╔══
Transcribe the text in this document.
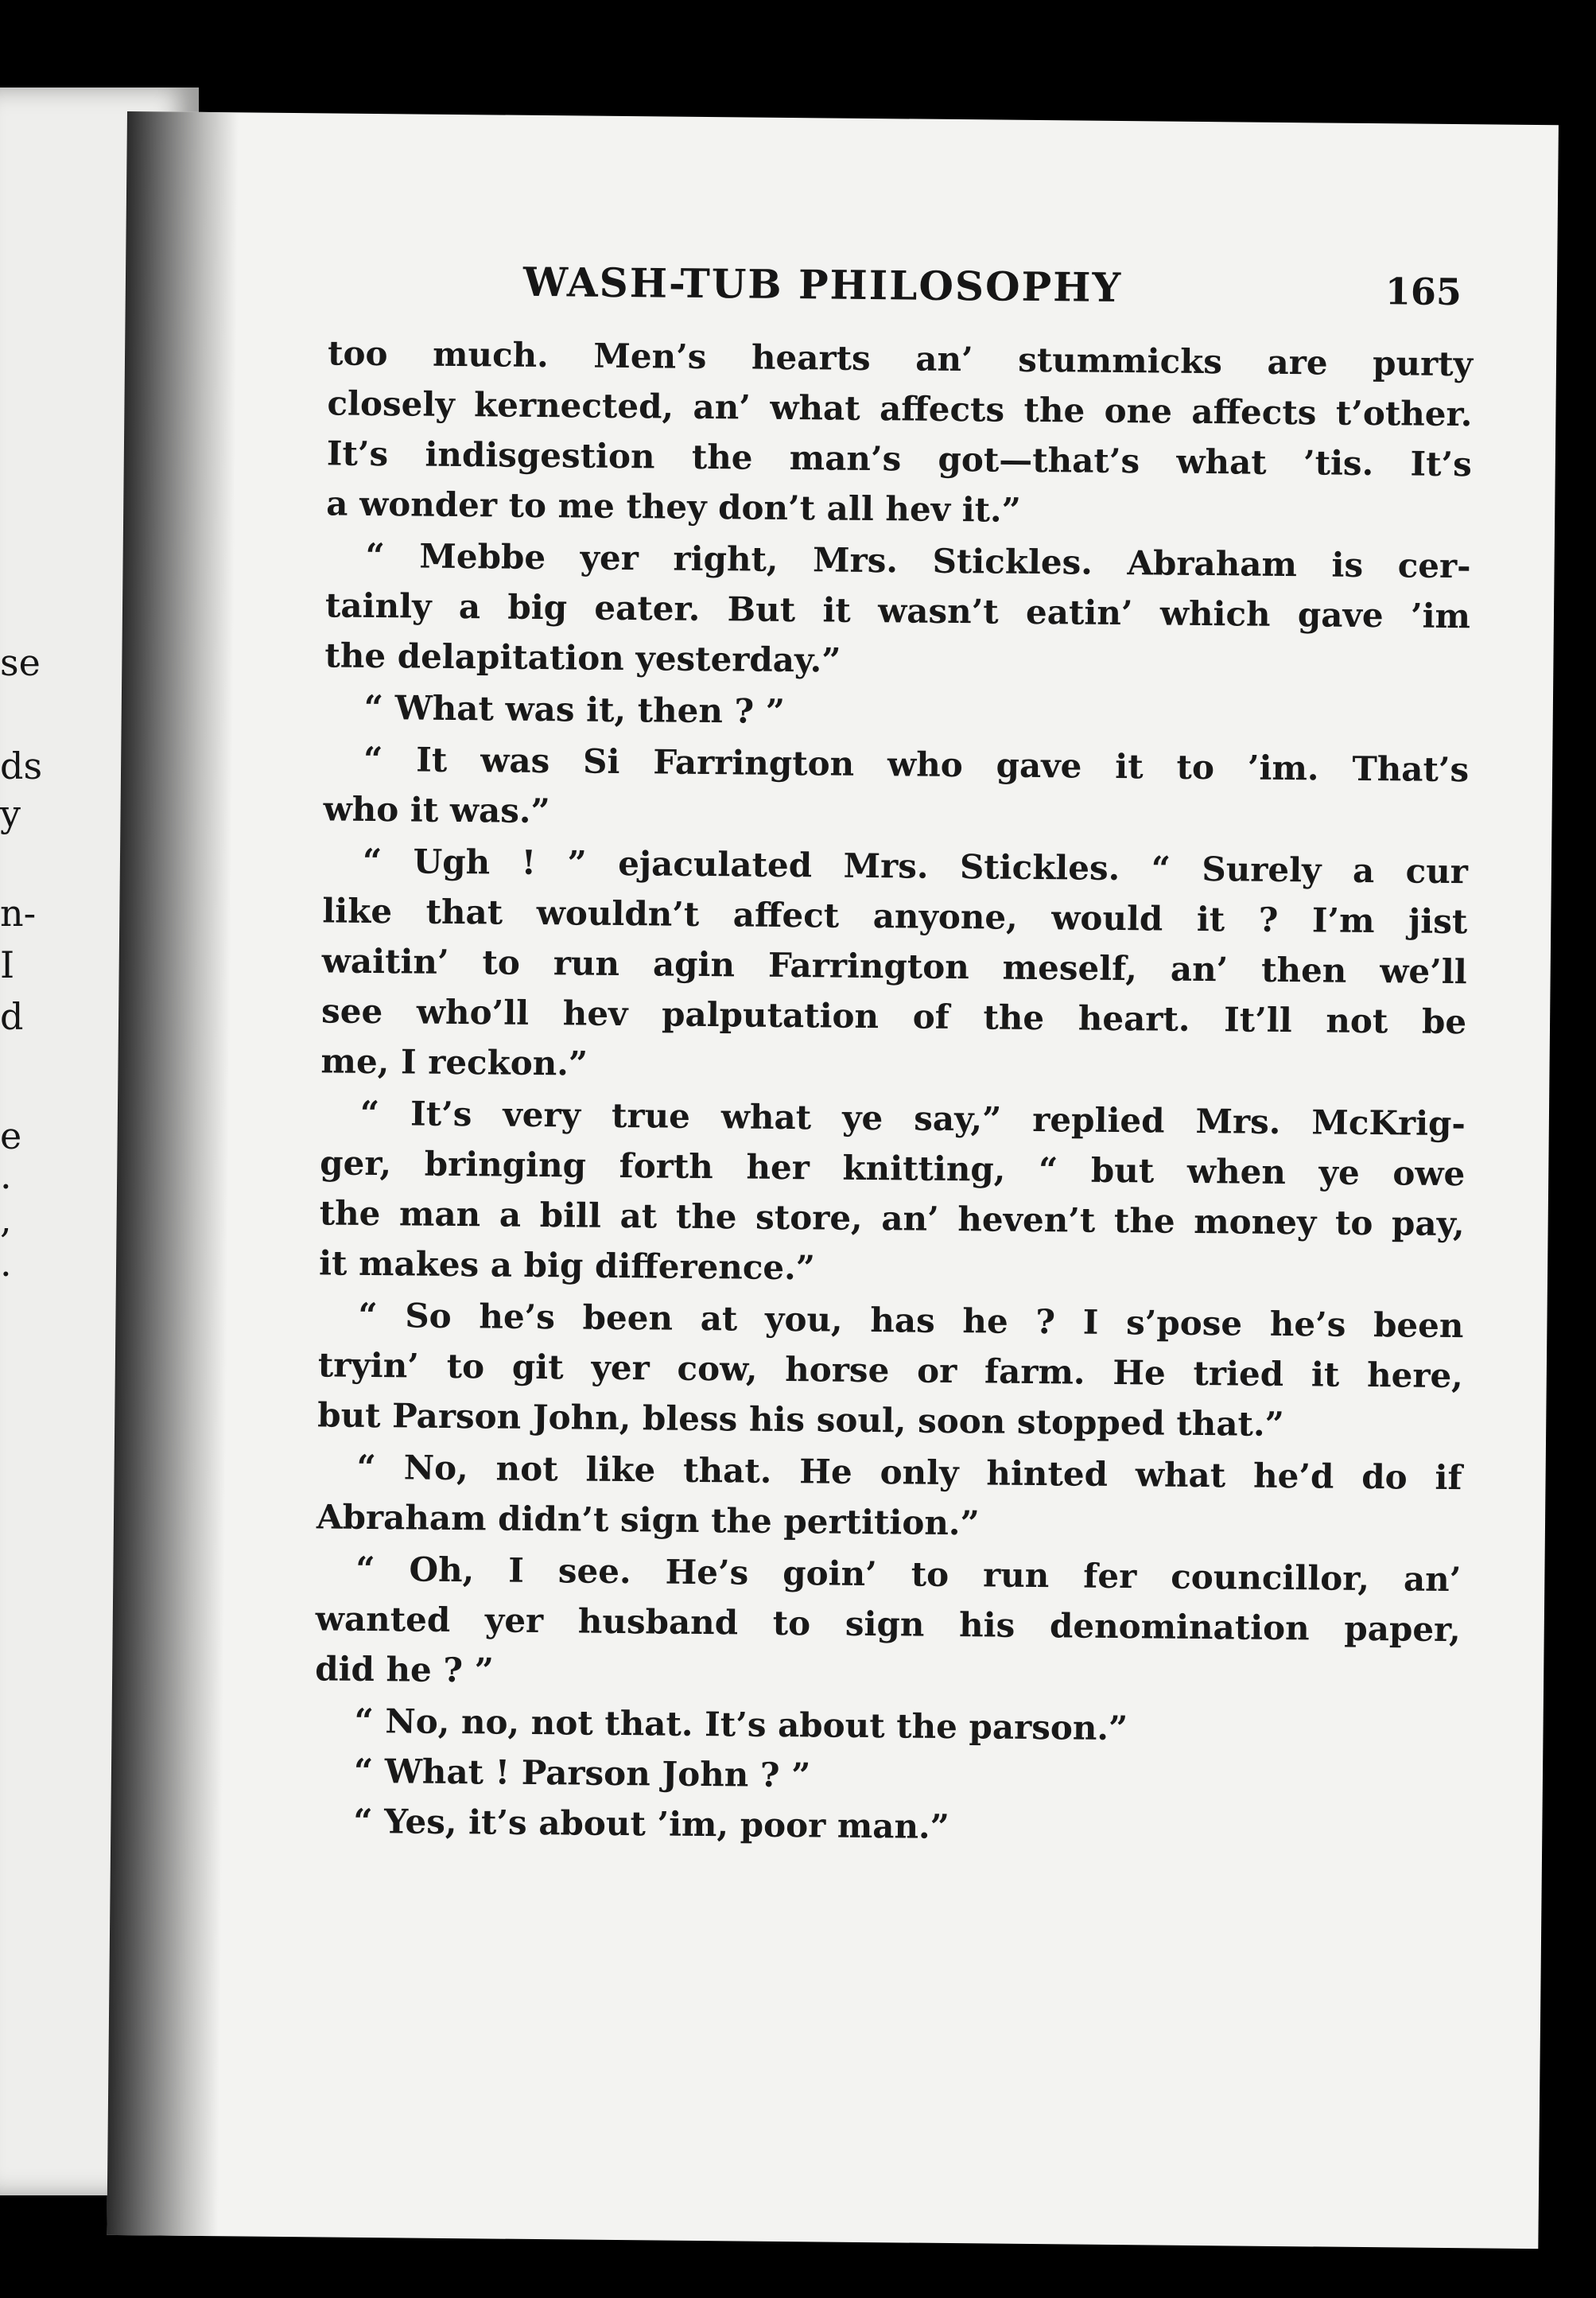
se
ds
y
n-
I
d
e
.
,
.
WASH-TUB PHILOSOPHY	165
too much. Men’s hearts an’ stummicks are purty
closely kernected, an’ what affects the one affects t’other.
It’s indisgestion the man’s got—that’s what ’tis. It’s
a wonder to me they don’t all hev it.”
“ Mebbe yer right, Mrs. Stickles. Abraham is cer-
tainly a big eater. But it wasn’t eatin’ which gave ’im
the delapitation yesterday.”
“ What was it, then ? ”
“ It was Si Farrington who gave it to ’im. That’s
who it was.”
“ Ugh ! ” ejaculated Mrs. Stickles. “ Surely a cur
like that wouldn’t affect anyone, would it ? I’m jist
waitin’ to run agin Farrington meself, an’ then we’ll
see who’ll hev palputation of the heart. It’ll not be
me, I reckon.”
“ It’s very true what ye say,” replied Mrs. McKrig-
ger, bringing forth her knitting, “ but when ye owe
the man a bill at the store, an’ heven’t the money to pay,
it makes a big difference.”
“ So he’s been at you, has he ? I s’pose he’s been
tryin’ to git yer cow, horse or farm. He tried it here,
but Parson John, bless his soul, soon stopped that.”
“ No, not like that. He only hinted what he’d do if
Abraham didn’t sign the pertition.”
“ Oh, I see. He’s goin’ to run fer councillor, an’
wanted yer husband to sign his denomination paper,
did he ? ”
“ No, no, not that. It’s about the parson.”
“ What ! Parson John ? ”
“ Yes, it’s about ’im, poor man.”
╚══
■ **Task to complete**: Give only the number of lines in the material above where the string "Stickles" appears.

■ **Solved problem**: 2